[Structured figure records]
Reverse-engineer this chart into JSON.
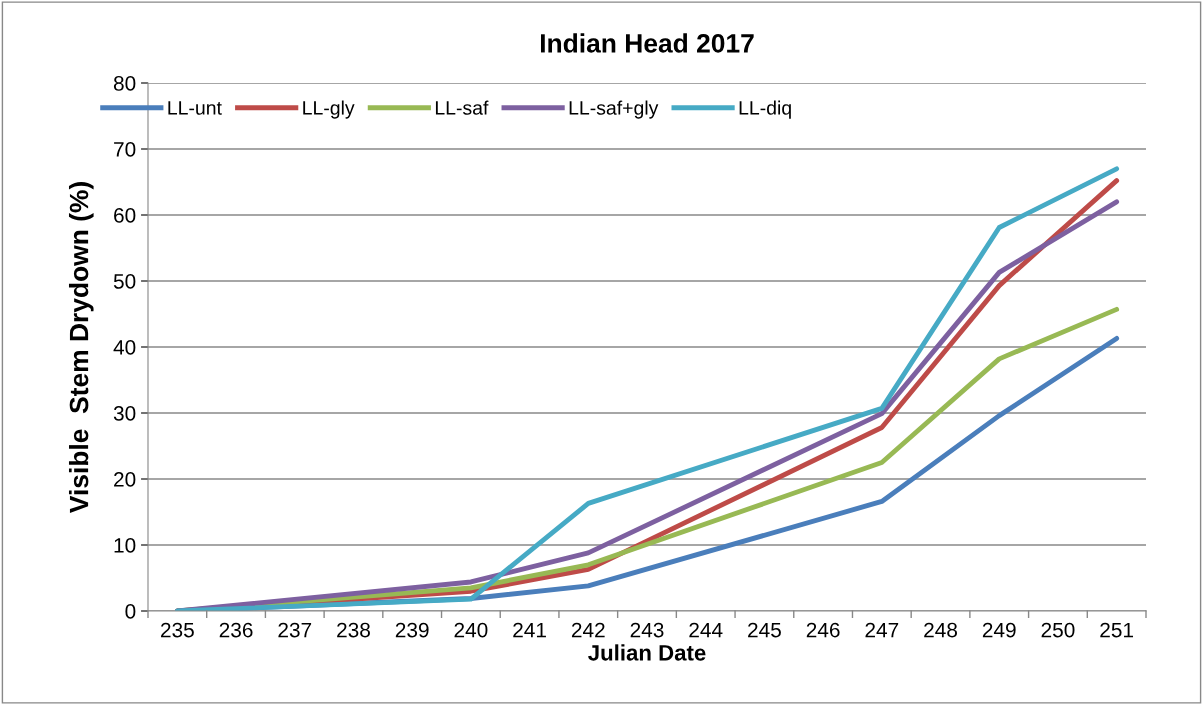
{
  "chart_data": {
    "type": "line",
    "title": "Indian Head 2017",
    "xlabel": "Julian Date",
    "ylabel": "Visible  Stem Drydown (%)",
    "x": [
      235,
      240,
      242,
      247,
      249,
      251
    ],
    "series": [
      {
        "name": "LL-unt",
        "color": "#4a7ebb",
        "values": [
          0,
          1.9,
          3.8,
          16.6,
          29.6,
          41.3
        ]
      },
      {
        "name": "LL-gly",
        "color": "#be4b48",
        "values": [
          0,
          3,
          6.3,
          27.8,
          49.3,
          65.2
        ]
      },
      {
        "name": "LL-saf",
        "color": "#98b954",
        "values": [
          0,
          3.5,
          7,
          22.5,
          38.2,
          45.7
        ]
      },
      {
        "name": "LL-saf+gly",
        "color": "#7d60a0",
        "values": [
          0,
          4.4,
          8.8,
          29.9,
          51.3,
          62
        ]
      },
      {
        "name": "LL-diq",
        "color": "#46aac5",
        "values": [
          0,
          1.8,
          16.3,
          30.7,
          58.1,
          67
        ]
      }
    ],
    "xlim": [
      234.5,
      251.5
    ],
    "xticks": [
      235,
      236,
      237,
      238,
      239,
      240,
      241,
      242,
      243,
      244,
      245,
      246,
      247,
      248,
      249,
      250,
      251
    ],
    "ylim": [
      0,
      80
    ],
    "yticks": [
      0,
      10,
      20,
      30,
      40,
      50,
      60,
      70,
      80
    ],
    "grid": "y",
    "legend": "top",
    "marker": "none",
    "line_style": "solid"
  }
}
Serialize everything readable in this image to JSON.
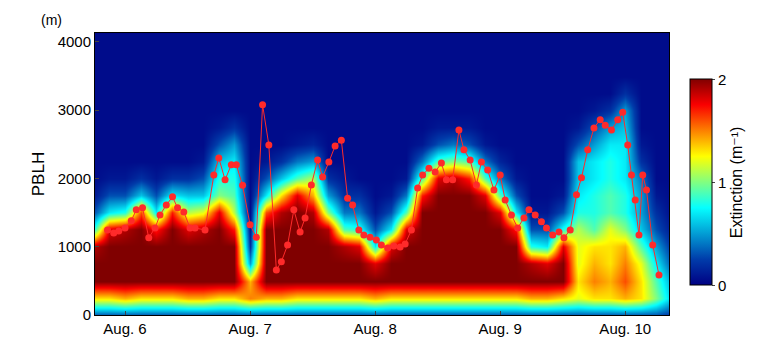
{
  "chart_data": {
    "type": "heatmap",
    "ylabel": "PBLH",
    "ylabel_unit": "(m)",
    "colorbar_title": "Extinction (m⁻¹)",
    "xlim": [
      -0.24,
      4.35
    ],
    "xticks": [
      {
        "value": 0,
        "label": "Aug. 6"
      },
      {
        "value": 1,
        "label": "Aug. 7"
      },
      {
        "value": 2,
        "label": "Aug. 8"
      },
      {
        "value": 3,
        "label": "Aug. 9"
      },
      {
        "value": 4,
        "label": "Aug. 10"
      }
    ],
    "ylim": [
      0,
      4130
    ],
    "yticks": [
      0,
      1000,
      2000,
      3000,
      4000
    ],
    "zlim": [
      0,
      2
    ],
    "zticks": [
      0,
      1,
      2
    ],
    "x": [
      -0.25,
      -0.125,
      0,
      0.125,
      0.25,
      0.375,
      0.5,
      0.625,
      0.75,
      0.875,
      1,
      1.125,
      1.25,
      1.375,
      1.5,
      1.625,
      1.75,
      1.875,
      2,
      2.125,
      2.25,
      2.375,
      2.5,
      2.625,
      2.75,
      2.875,
      3,
      3.125,
      3.25,
      3.375,
      3.5,
      3.625,
      3.75,
      3.875,
      4,
      4.125,
      4.25,
      4.375
    ],
    "y": [
      0,
      250,
      500,
      750,
      1000,
      1250,
      1500,
      1750,
      2000,
      2250,
      2500,
      2750,
      3000,
      3250,
      3500,
      3750,
      4000
    ],
    "z": [
      [
        0.3,
        1.3,
        2,
        2,
        1.9,
        0.8,
        0.3,
        0.1,
        0.05,
        0.05,
        0.05,
        0.05,
        0.05,
        0.05,
        0.05,
        0.05,
        0.05
      ],
      [
        0.3,
        1.3,
        2,
        2,
        2,
        1.8,
        0.7,
        0.3,
        0.1,
        0.05,
        0.05,
        0.05,
        0.05,
        0.05,
        0.05,
        0.05,
        0.05
      ],
      [
        0.3,
        1.4,
        2,
        2,
        2,
        1.9,
        0.8,
        0.3,
        0.1,
        0.05,
        0.05,
        0.05,
        0.05,
        0.05,
        0.05,
        0.05,
        0.05
      ],
      [
        0.3,
        1.3,
        2,
        2,
        2,
        2,
        1.6,
        0.6,
        0.2,
        0.05,
        0.05,
        0.05,
        0.05,
        0.05,
        0.05,
        0.05,
        0.05
      ],
      [
        0.3,
        1.3,
        2,
        2,
        2,
        1.7,
        0.7,
        0.3,
        0.1,
        0.05,
        0.05,
        0.05,
        0.05,
        0.05,
        0.05,
        0.05,
        0.05
      ],
      [
        0.3,
        1.3,
        2,
        2,
        2,
        2,
        1.7,
        0.7,
        0.2,
        0.05,
        0.05,
        0.05,
        0.05,
        0.05,
        0.05,
        0.05,
        0.05
      ],
      [
        0.3,
        1.4,
        2,
        2,
        2,
        1.8,
        1.1,
        0.6,
        0.2,
        0.05,
        0.05,
        0.05,
        0.05,
        0.05,
        0.05,
        0.05,
        0.05
      ],
      [
        0.3,
        1.4,
        2,
        2,
        2,
        1.9,
        1.2,
        0.6,
        0.3,
        0.1,
        0.05,
        0.05,
        0.05,
        0.05,
        0.05,
        0.05,
        0.05
      ],
      [
        0.3,
        1.3,
        2,
        2,
        2,
        2,
        1.8,
        1,
        0.8,
        0.6,
        0.3,
        0.1,
        0.05,
        0.05,
        0.05,
        0.05,
        0.05
      ],
      [
        0.3,
        1.3,
        2,
        2,
        2,
        1.7,
        1.1,
        0.9,
        0.8,
        0.7,
        0.5,
        0.2,
        0.05,
        0.05,
        0.05,
        0.05,
        0.05
      ],
      [
        0.3,
        1.5,
        1.4,
        0.5,
        0.2,
        0.1,
        0.05,
        0.05,
        0.05,
        0.05,
        0.05,
        0.05,
        0.05,
        0.05,
        0.05,
        0.05,
        0.05
      ],
      [
        0.3,
        1.4,
        2,
        2,
        2,
        2,
        1.6,
        0.7,
        0.3,
        0.1,
        0.05,
        0.05,
        0.05,
        0.05,
        0.05,
        0.05,
        0.05
      ],
      [
        0.3,
        1.4,
        2,
        2,
        2,
        2,
        1.9,
        1.3,
        0.6,
        0.2,
        0.05,
        0.05,
        0.05,
        0.05,
        0.05,
        0.05,
        0.05
      ],
      [
        0.3,
        1.3,
        2,
        2,
        2,
        2,
        2,
        1.8,
        0.9,
        0.4,
        0.1,
        0.05,
        0.05,
        0.05,
        0.05,
        0.05,
        0.05
      ],
      [
        0.3,
        1.3,
        2,
        2,
        2,
        2,
        1.9,
        1.4,
        1.1,
        0.5,
        0.15,
        0.05,
        0.05,
        0.05,
        0.05,
        0.05,
        0.05
      ],
      [
        0.3,
        1.3,
        2,
        2,
        2,
        1.9,
        1,
        0.5,
        0.2,
        0.05,
        0.05,
        0.05,
        0.05,
        0.05,
        0.05,
        0.05,
        0.05
      ],
      [
        0.3,
        1.3,
        2,
        2,
        1.9,
        0.9,
        0.4,
        0.2,
        0.1,
        0.05,
        0.05,
        0.05,
        0.05,
        0.05,
        0.05,
        0.05,
        0.05
      ],
      [
        0.3,
        1.3,
        2,
        2,
        1.8,
        0.8,
        0.4,
        0.2,
        0.05,
        0.05,
        0.05,
        0.05,
        0.05,
        0.05,
        0.05,
        0.05,
        0.05
      ],
      [
        0.3,
        1.4,
        2,
        1.8,
        0.7,
        0.3,
        0.1,
        0.05,
        0.05,
        0.05,
        0.05,
        0.05,
        0.05,
        0.05,
        0.05,
        0.05,
        0.05
      ],
      [
        0.3,
        1.3,
        2,
        2,
        1.8,
        0.7,
        0.3,
        0.1,
        0.05,
        0.05,
        0.05,
        0.05,
        0.05,
        0.05,
        0.05,
        0.05,
        0.05
      ],
      [
        0.3,
        1.3,
        2,
        2,
        2,
        1.8,
        0.9,
        0.4,
        0.1,
        0.05,
        0.05,
        0.05,
        0.05,
        0.05,
        0.05,
        0.05,
        0.05
      ],
      [
        0.3,
        1.3,
        2,
        2,
        2,
        2,
        2,
        1.7,
        0.9,
        0.4,
        0.1,
        0.05,
        0.05,
        0.05,
        0.05,
        0.05,
        0.05
      ],
      [
        0.3,
        1.3,
        2,
        2,
        2,
        2,
        2,
        2,
        1.8,
        0.9,
        0.3,
        0.1,
        0.05,
        0.05,
        0.05,
        0.05,
        0.05
      ],
      [
        0.3,
        1.3,
        2,
        2,
        2,
        2,
        2,
        2,
        1.9,
        1,
        0.4,
        0.1,
        0.05,
        0.05,
        0.05,
        0.05,
        0.05
      ],
      [
        0.3,
        1.3,
        2,
        2,
        2,
        2,
        2,
        2,
        1.7,
        0.9,
        0.3,
        0.1,
        0.05,
        0.05,
        0.05,
        0.05,
        0.05
      ],
      [
        0.3,
        1.3,
        2,
        2,
        2,
        2,
        2,
        1.8,
        0.9,
        0.4,
        0.1,
        0.05,
        0.05,
        0.05,
        0.05,
        0.05,
        0.05
      ],
      [
        0.3,
        1.3,
        2,
        2,
        2,
        2,
        1.8,
        0.9,
        0.4,
        0.15,
        0.05,
        0.05,
        0.05,
        0.05,
        0.05,
        0.05,
        0.05
      ],
      [
        0.3,
        1.3,
        2,
        2,
        2,
        1.7,
        0.7,
        0.3,
        0.1,
        0.05,
        0.05,
        0.05,
        0.05,
        0.05,
        0.05,
        0.05,
        0.05
      ],
      [
        0.3,
        1.4,
        2,
        1.9,
        0.8,
        0.3,
        0.1,
        0.05,
        0.05,
        0.05,
        0.05,
        0.05,
        0.05,
        0.05,
        0.05,
        0.05,
        0.05
      ],
      [
        0.3,
        1.4,
        2,
        1.8,
        0.7,
        0.3,
        0.1,
        0.05,
        0.05,
        0.05,
        0.05,
        0.05,
        0.05,
        0.05,
        0.05,
        0.05,
        0.05
      ],
      [
        0.3,
        1.3,
        2,
        2,
        1.8,
        0.8,
        0.3,
        0.1,
        0.05,
        0.05,
        0.05,
        0.05,
        0.05,
        0.05,
        0.05,
        0.05,
        0.05
      ],
      [
        0.3,
        1.2,
        1.3,
        1.2,
        1.2,
        1.1,
        0.8,
        0.7,
        0.6,
        0.6,
        0.3,
        0.1,
        0.05,
        0.05,
        0.05,
        0.05,
        0.05
      ],
      [
        0.3,
        1.3,
        1.5,
        1.4,
        1.3,
        0.9,
        0.8,
        0.8,
        0.7,
        0.7,
        0.5,
        0.3,
        0.1,
        0.05,
        0.05,
        0.05,
        0.05
      ],
      [
        0.3,
        1.3,
        1.4,
        1.3,
        1.3,
        1.2,
        0.9,
        0.9,
        0.8,
        0.8,
        0.7,
        0.5,
        0.2,
        0.05,
        0.05,
        0.05,
        0.05
      ],
      [
        0.3,
        1.4,
        1.6,
        1.5,
        1.4,
        1,
        0.8,
        0.8,
        0.7,
        0.7,
        0.7,
        0.6,
        0.5,
        0.2,
        0.05,
        0.05,
        0.05
      ],
      [
        0.3,
        1.3,
        1.3,
        1.2,
        0.9,
        0.6,
        0.5,
        0.5,
        0.4,
        0.2,
        0.1,
        0.05,
        0.05,
        0.05,
        0.05,
        0.05,
        0.05
      ],
      [
        0.3,
        1,
        0.9,
        0.7,
        0.5,
        0.3,
        0.2,
        0.1,
        0.05,
        0.05,
        0.05,
        0.05,
        0.05,
        0.05,
        0.05,
        0.05,
        0.05
      ],
      [
        0.2,
        0.6,
        0.5,
        0.3,
        0.2,
        0.1,
        0.05,
        0.05,
        0.05,
        0.05,
        0.05,
        0.05,
        0.05,
        0.05,
        0.05,
        0.05,
        0.05
      ]
    ],
    "series": [
      {
        "type": "line",
        "color": "#ff2a2a",
        "marker": "circle",
        "x": [
          -0.14,
          -0.09,
          -0.05,
          0,
          0.05,
          0.09,
          0.14,
          0.19,
          0.24,
          0.28,
          0.33,
          0.38,
          0.42,
          0.47,
          0.52,
          0.56,
          0.64,
          0.71,
          0.75,
          0.8,
          0.85,
          0.89,
          0.94,
          1,
          1.05,
          1.1,
          1.15,
          1.21,
          1.25,
          1.3,
          1.35,
          1.4,
          1.44,
          1.49,
          1.54,
          1.58,
          1.63,
          1.68,
          1.73,
          1.78,
          1.82,
          1.87,
          1.91,
          1.96,
          2.01,
          2.05,
          2.1,
          2.15,
          2.2,
          2.24,
          2.29,
          2.34,
          2.38,
          2.43,
          2.48,
          2.53,
          2.57,
          2.62,
          2.67,
          2.71,
          2.76,
          2.81,
          2.85,
          2.9,
          2.95,
          3,
          3.04,
          3.09,
          3.14,
          3.19,
          3.23,
          3.28,
          3.33,
          3.37,
          3.42,
          3.47,
          3.51,
          3.56,
          3.61,
          3.65,
          3.7,
          3.75,
          3.8,
          3.84,
          3.89,
          3.94,
          3.98,
          4.02,
          4.05,
          4.08,
          4.11,
          4.14,
          4.17,
          4.22,
          4.27
        ],
        "values": [
          1245,
          1200,
          1230,
          1275,
          1380,
          1540,
          1570,
          1130,
          1275,
          1465,
          1610,
          1730,
          1570,
          1510,
          1275,
          1275,
          1245,
          2050,
          2300,
          1980,
          2200,
          2200,
          1900,
          1320,
          1140,
          3080,
          2490,
          660,
          780,
          1025,
          1540,
          1215,
          1420,
          1905,
          2270,
          2020,
          2240,
          2475,
          2560,
          1710,
          1610,
          1245,
          1170,
          1140,
          1100,
          1025,
          980,
          1010,
          995,
          1040,
          1245,
          1860,
          2050,
          2150,
          2095,
          2225,
          1980,
          1980,
          2710,
          2420,
          2270,
          1905,
          2240,
          2125,
          1830,
          2050,
          1685,
          1465,
          1275,
          1420,
          1540,
          1465,
          1365,
          1275,
          1170,
          1215,
          1130,
          1245,
          1760,
          2010,
          2420,
          2740,
          2860,
          2780,
          2710,
          2860,
          2970,
          2490,
          2050,
          1685,
          1170,
          2050,
          1830,
          1025,
          585
        ]
      }
    ]
  }
}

→ **TASK**:
Above are entries; state the number of lines among them that contain "this", and nothing else.

→ **SOLVED PROBLEM**:
2